▸ THE REQUEST: Repeat, line for line, the entries printed below.

* * * * * * * * *

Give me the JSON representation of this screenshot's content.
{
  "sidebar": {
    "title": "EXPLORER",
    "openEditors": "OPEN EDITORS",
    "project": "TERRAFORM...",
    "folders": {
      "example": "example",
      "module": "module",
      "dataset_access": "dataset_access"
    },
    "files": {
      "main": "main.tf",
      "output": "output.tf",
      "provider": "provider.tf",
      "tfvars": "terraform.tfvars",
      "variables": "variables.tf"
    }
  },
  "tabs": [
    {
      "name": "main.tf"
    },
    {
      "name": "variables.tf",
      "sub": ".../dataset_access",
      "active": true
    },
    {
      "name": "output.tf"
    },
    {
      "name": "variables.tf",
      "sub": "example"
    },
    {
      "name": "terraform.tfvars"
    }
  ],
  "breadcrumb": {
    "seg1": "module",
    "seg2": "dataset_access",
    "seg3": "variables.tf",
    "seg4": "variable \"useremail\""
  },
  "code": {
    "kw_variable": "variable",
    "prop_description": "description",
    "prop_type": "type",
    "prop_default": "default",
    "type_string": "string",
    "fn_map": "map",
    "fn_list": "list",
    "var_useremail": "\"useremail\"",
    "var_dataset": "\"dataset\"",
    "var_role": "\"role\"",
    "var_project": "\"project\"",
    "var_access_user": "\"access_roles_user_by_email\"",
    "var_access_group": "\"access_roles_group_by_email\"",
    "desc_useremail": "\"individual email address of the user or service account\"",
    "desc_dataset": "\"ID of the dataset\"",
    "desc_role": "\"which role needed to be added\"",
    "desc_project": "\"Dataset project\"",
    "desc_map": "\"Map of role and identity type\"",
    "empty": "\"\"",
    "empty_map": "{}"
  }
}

* * * * * * * * *

▸ RESULT:
Give me the JSON representation of this screenshot's content.
{
  "sidebar": {
    "title": "EXPLORER",
    "openEditors": "OPEN EDITORS",
    "project": "TERRAFORM...",
    "folders": {
      "example": "example",
      "module": "module",
      "dataset_access": "dataset_access"
    },
    "files": {
      "main": "main.tf",
      "output": "output.tf",
      "provider": "provider.tf",
      "tfvars": "terraform.tfvars",
      "variables": "variables.tf"
    }
  },
  "tabs": [
    {
      "name": "main.tf"
    },
    {
      "name": "variables.tf",
      "sub": ".../dataset_access",
      "active": true
    },
    {
      "name": "output.tf"
    },
    {
      "name": "variables.tf",
      "sub": "example"
    },
    {
      "name": "terraform.tfvars"
    }
  ],
  "breadcrumb": {
    "seg1": "module",
    "seg2": "dataset_access",
    "seg3": "variables.tf",
    "seg4": "variable \"useremail\""
  },
  "code": {
    "kw_variable": "variable",
    "prop_description": "description",
    "prop_type": "type",
    "prop_default": "default",
    "type_string": "string",
    "fn_map": "map",
    "fn_list": "list",
    "var_useremail": "\"useremail\"",
    "var_dataset": "\"dataset\"",
    "var_role": "\"role\"",
    "var_project": "\"project\"",
    "var_access_user": "\"access_roles_user_by_email\"",
    "var_access_group": "\"access_roles_group_by_email\"",
    "desc_useremail": "\"individual email address of the user or service account\"",
    "desc_dataset": "\"ID of the dataset\"",
    "desc_role": "\"which role needed to be added\"",
    "desc_project": "\"Dataset project\"",
    "desc_map": "\"Map of role and identity type\"",
    "empty": "\"\"",
    "empty_map": "{}"
  }
}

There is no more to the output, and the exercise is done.